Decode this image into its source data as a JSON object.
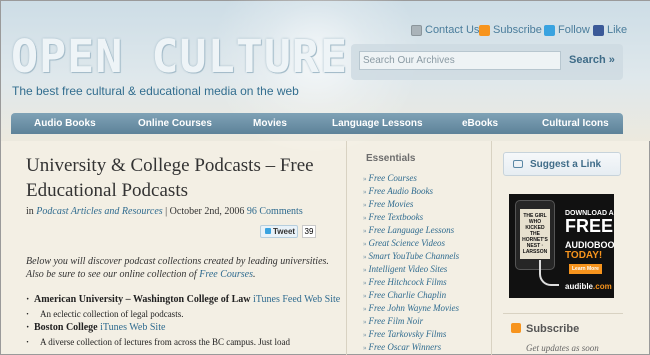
{
  "site": {
    "logo": "OPEN CULTURE",
    "tagline": "The best free cultural & educational media on the web"
  },
  "social": [
    {
      "label": "Contact Us",
      "icon": "mail-icon",
      "color": "#9aa4ab"
    },
    {
      "label": "Subscribe",
      "icon": "rss-icon",
      "color": "#f7941d"
    },
    {
      "label": "Follow",
      "icon": "twitter-icon",
      "color": "#39a3e0"
    },
    {
      "label": "Like",
      "icon": "facebook-icon",
      "color": "#3b5998"
    }
  ],
  "search": {
    "placeholder": "Search Our Archives",
    "button": "Search »"
  },
  "nav": [
    "Audio Books",
    "Online Courses",
    "Movies",
    "Language Lessons",
    "eBooks",
    "Cultural Icons"
  ],
  "article": {
    "title": "University & College Podcasts – Free Educational Podcasts",
    "meta_in": "in",
    "category": "Podcast Articles and Resources",
    "date": "| October 2nd, 2006",
    "comments": "96 Comments",
    "tweet_label": "Tweet",
    "tweet_count": "39",
    "intro_text": "Below you will discover podcast collections created by leading universities. Also be sure to see our online collection of ",
    "intro_link": "Free Courses",
    "intro_end": ".",
    "items": [
      {
        "name": "American University – Washington College of Law",
        "link": "iTunes Feed Web Site",
        "desc": "An eclectic collection of legal podcasts."
      },
      {
        "name": "Boston College",
        "link": "iTunes Web Site",
        "desc": "A diverse collection of lectures from across the BC campus. Just load"
      }
    ]
  },
  "essentials": {
    "title": "Essentials",
    "items": [
      "Free Courses",
      "Free Audio Books",
      "Free Movies",
      "Free Textbooks",
      "Free Language Lessons",
      "Great Science Videos",
      "Smart YouTube Channels",
      "Intelligent Video Sites",
      "Free Hitchcock Films",
      "Free Charlie Chaplin",
      "Free John Wayne Movies",
      "Free Film Noir",
      "Free Tarkovsky Films",
      "Free Oscar Winners"
    ]
  },
  "sidebar": {
    "suggest": "Suggest a Link",
    "ad": {
      "line1": "DOWNLOAD A",
      "line2": "FREE",
      "line3": "AUDIOBOOK",
      "line4": "TODAY!",
      "button": "Learn More",
      "brand_prefix": "audible",
      "brand_suffix": ".com",
      "book": "THE GIRL WHO KICKED THE HORNET'S NEST · LARSSON"
    },
    "subscribe_title": "Subscribe",
    "subscribe_text": "Get updates as soon"
  }
}
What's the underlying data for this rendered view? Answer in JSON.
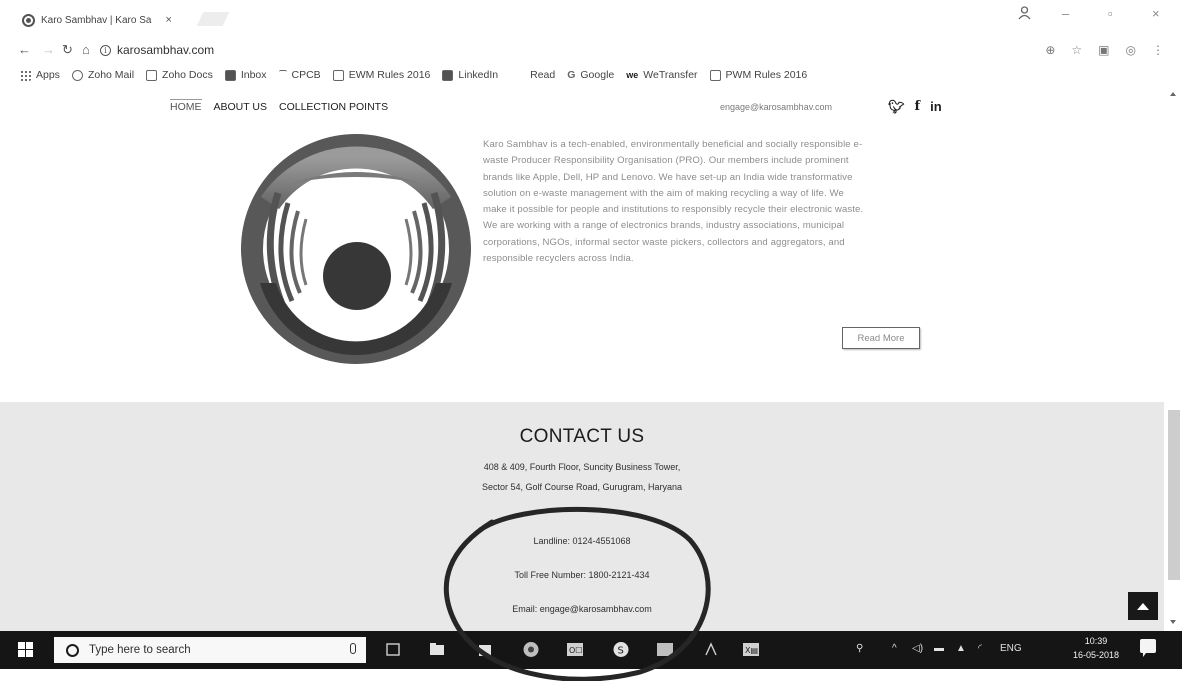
{
  "browser": {
    "tab_title": "Karo Sambhav | Karo Sa",
    "tab_close": "×",
    "url": "karosambhav.com",
    "bookmarks": [
      {
        "label": "Apps",
        "icon": "apps-grid-icon"
      },
      {
        "label": "Zoho Mail",
        "icon": "zoho-mail-icon"
      },
      {
        "label": "Zoho Docs",
        "icon": "zoho-docs-icon"
      },
      {
        "label": "Inbox",
        "icon": "inbox-icon"
      },
      {
        "label": "CPCB",
        "icon": "page-icon"
      },
      {
        "label": "EWM Rules 2016",
        "icon": "page-icon"
      },
      {
        "label": "LinkedIn",
        "icon": "linkedin-icon"
      },
      {
        "label": "Read",
        "icon": "read-icon"
      },
      {
        "label": "Google",
        "icon": "google-icon"
      },
      {
        "label": "WeTransfer",
        "icon": "wetransfer-icon"
      },
      {
        "label": "PWM Rules 2016",
        "icon": "page-icon"
      }
    ]
  },
  "site": {
    "nav": [
      "HOME",
      "ABOUT US",
      "COLLECTION POINTS"
    ],
    "email": "engage@karosambhav.com",
    "social": [
      "twitter-icon",
      "facebook-icon",
      "linkedin-icon"
    ],
    "about_lines": [
      "Karo Sambhav is a tech-enabled, environmentally beneficial and socially responsible e-",
      "waste Producer Responsibility Organisation (PRO). Our members include prominent",
      "brands like Apple, Dell, HP and Lenovo. We have set-up an India wide transformative",
      "solution on e-waste management with the aim of making recycling a way of life. We",
      "make it possible for people and institutions to responsibly recycle their electronic waste.",
      "We are working with a range of electronics brands, industry associations, municipal",
      "corporations, NGOs, informal sector waste pickers, collectors and aggregators, and",
      "responsible recyclers across India."
    ],
    "read_more": "Read More"
  },
  "contact": {
    "title": "CONTACT US",
    "address_1": "408 & 409, Fourth Floor, Suncity Business Tower,",
    "address_2": "Sector 54, Golf Course Road, Gurugram, Haryana",
    "landline": "Landline: 0124-4551068",
    "toll_free": "Toll Free Number: 1800-2121-434",
    "email": "Email: engage@karosambhav.com"
  },
  "taskbar": {
    "search_placeholder": "Type here to search",
    "language": "ENG",
    "time": "10:39",
    "date": "16-05-2018"
  },
  "colors": {
    "contact_bg": "#e3e3e3",
    "taskbar_bg": "#1a1a1a",
    "logo_dark": "#3a3a3a",
    "logo_grey": "#8a8a8a"
  }
}
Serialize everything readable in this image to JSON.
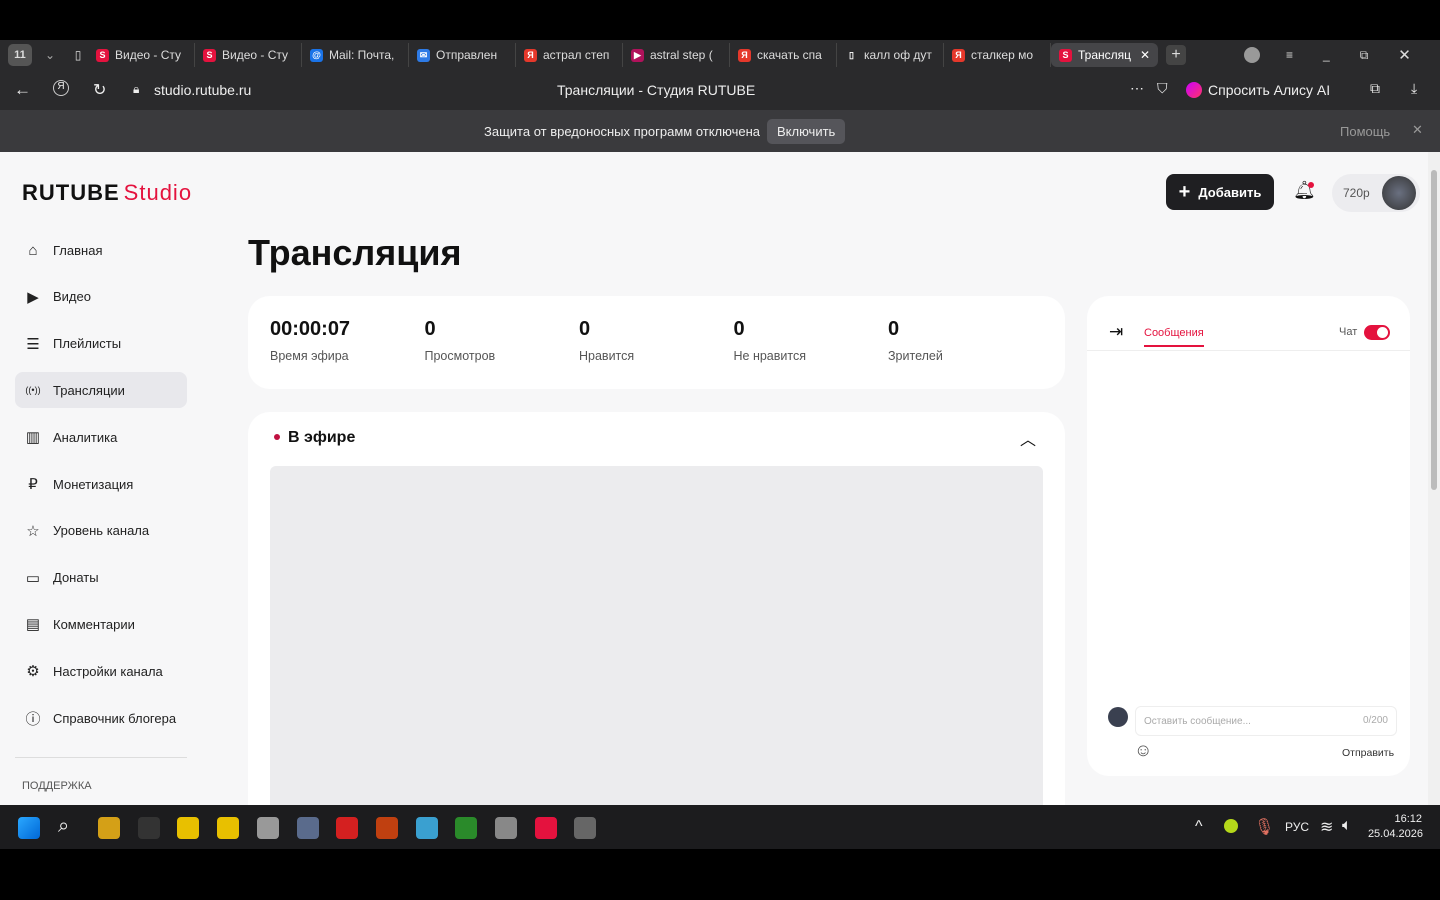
_ _ _
### WORK TO BE COMPLETED
Excluding the pictures, restate the records above word for word.

### RESPONSE
Decode this image into its source data as a JSON object.
{
  "site": {
    "logo": "OPEN CULTURE",
    "tagline": "The best free cultural & educational media on the web"
  },
  "social": [
    {
      "label": "Contact Us",
      "icon": "mail-icon",
      "color": "#9aa4ab"
    },
    {
      "label": "Subscribe",
      "icon": "rss-icon",
      "color": "#f7941d"
    },
    {
      "label": "Follow",
      "icon": "twitter-icon",
      "color": "#39a3e0"
    },
    {
      "label": "Like",
      "icon": "facebook-icon",
      "color": "#3b5998"
    }
  ],
  "search": {
    "placeholder": "Search Our Archives",
    "button": "Search »"
  },
  "nav": [
    "Audio Books",
    "Online Courses",
    "Movies",
    "Language Lessons",
    "eBooks",
    "Cultural Icons"
  ],
  "article": {
    "title": "University & College Podcasts – Free Educational Podcasts",
    "meta_in": "in",
    "category": "Podcast Articles and Resources",
    "date": "| October 2nd, 2006",
    "comments": "96 Comments",
    "tweet_label": "Tweet",
    "tweet_count": "39",
    "intro_text": "Below you will discover podcast collections created by leading universities. Also be sure to see our online collection of ",
    "intro_link": "Free Courses",
    "intro_end": ".",
    "items": [
      {
        "name": "American University – Washington College of Law",
        "link": "iTunes Feed Web Site",
        "desc": "An eclectic collection of legal podcasts."
      },
      {
        "name": "Boston College",
        "link": "iTunes Web Site",
        "desc": "A diverse collection of lectures from across the BC campus. Just load"
      }
    ]
  },
  "essentials": {
    "title": "Essentials",
    "items": [
      "Free Courses",
      "Free Audio Books",
      "Free Movies",
      "Free Textbooks",
      "Free Language Lessons",
      "Great Science Videos",
      "Smart YouTube Channels",
      "Intelligent Video Sites",
      "Free Hitchcock Films",
      "Free Charlie Chaplin",
      "Free John Wayne Movies",
      "Free Film Noir",
      "Free Tarkovsky Films",
      "Free Oscar Winners"
    ]
  },
  "sidebar": {
    "suggest": "Suggest a Link",
    "ad": {
      "line1": "DOWNLOAD A",
      "line2": "FREE",
      "line3": "AUDIOBOOK",
      "line4": "TODAY!",
      "button": "Learn More",
      "brand_prefix": "audible",
      "brand_suffix": ".com",
      "book": "THE GIRL WHO KICKED THE HORNET'S NEST · LARSSON"
    },
    "subscribe_title": "Subscribe",
    "subscribe_text": "Get updates as soon"
  }
}
What's the underlying data for this rendered view? Answer in JSON.
{
  "browser": {
    "tab_title": "Karo Sambhav | Karo Sa",
    "tab_close": "×",
    "url": "karosambhav.com",
    "bookmarks": [
      {
        "label": "Apps",
        "icon": "apps-grid-icon"
      },
      {
        "label": "Zoho Mail",
        "icon": "zoho-mail-icon"
      },
      {
        "label": "Zoho Docs",
        "icon": "zoho-docs-icon"
      },
      {
        "label": "Inbox",
        "icon": "inbox-icon"
      },
      {
        "label": "CPCB",
        "icon": "page-icon"
      },
      {
        "label": "EWM Rules 2016",
        "icon": "page-icon"
      },
      {
        "label": "LinkedIn",
        "icon": "linkedin-icon"
      },
      {
        "label": "Read",
        "icon": "read-icon"
      },
      {
        "label": "Google",
        "icon": "google-icon"
      },
      {
        "label": "WeTransfer",
        "icon": "wetransfer-icon"
      },
      {
        "label": "PWM Rules 2016",
        "icon": "page-icon"
      }
    ]
  },
  "site": {
    "nav": [
      "HOME",
      "ABOUT US",
      "COLLECTION POINTS"
    ],
    "email": "engage@karosambhav.com",
    "social": [
      "twitter-icon",
      "facebook-icon",
      "linkedin-icon"
    ],
    "about_lines": [
      "Karo Sambhav is a tech-enabled, environmentally beneficial and socially responsible e-",
      "waste Producer Responsibility Organisation (PRO). Our members include prominent",
      "brands like Apple, Dell, HP and Lenovo. We have set-up an India wide transformative",
      "solution on e-waste management with the aim of making recycling a way of life. We",
      "make it possible for people and institutions to responsibly recycle their electronic waste.",
      "We are working with a range of electronics brands, industry associations, municipal",
      "corporations, NGOs, informal sector waste pickers, collectors and aggregators, and",
      "responsible recyclers across India."
    ],
    "read_more": "Read More"
  },
  "contact": {
    "title": "CONTACT US",
    "address_1": "408 & 409, Fourth Floor, Suncity Business Tower,",
    "address_2": "Sector 54, Golf Course Road, Gurugram, Haryana",
    "landline": "Landline: 0124-4551068",
    "toll_free": "Toll Free Number: 1800-2121-434",
    "email": "Email: engage@karosambhav.com"
  },
  "taskbar": {
    "search_placeholder": "Type here to search",
    "language": "ENG",
    "time": "10:39",
    "date": "16-05-2018"
  },
  "colors": {
    "contact_bg": "#e3e3e3",
    "taskbar_bg": "#1a1a1a",
    "logo_dark": "#3a3a3a",
    "logo_grey": "#8a8a8a"
  }
}
Serialize everything readable in this image to JSON.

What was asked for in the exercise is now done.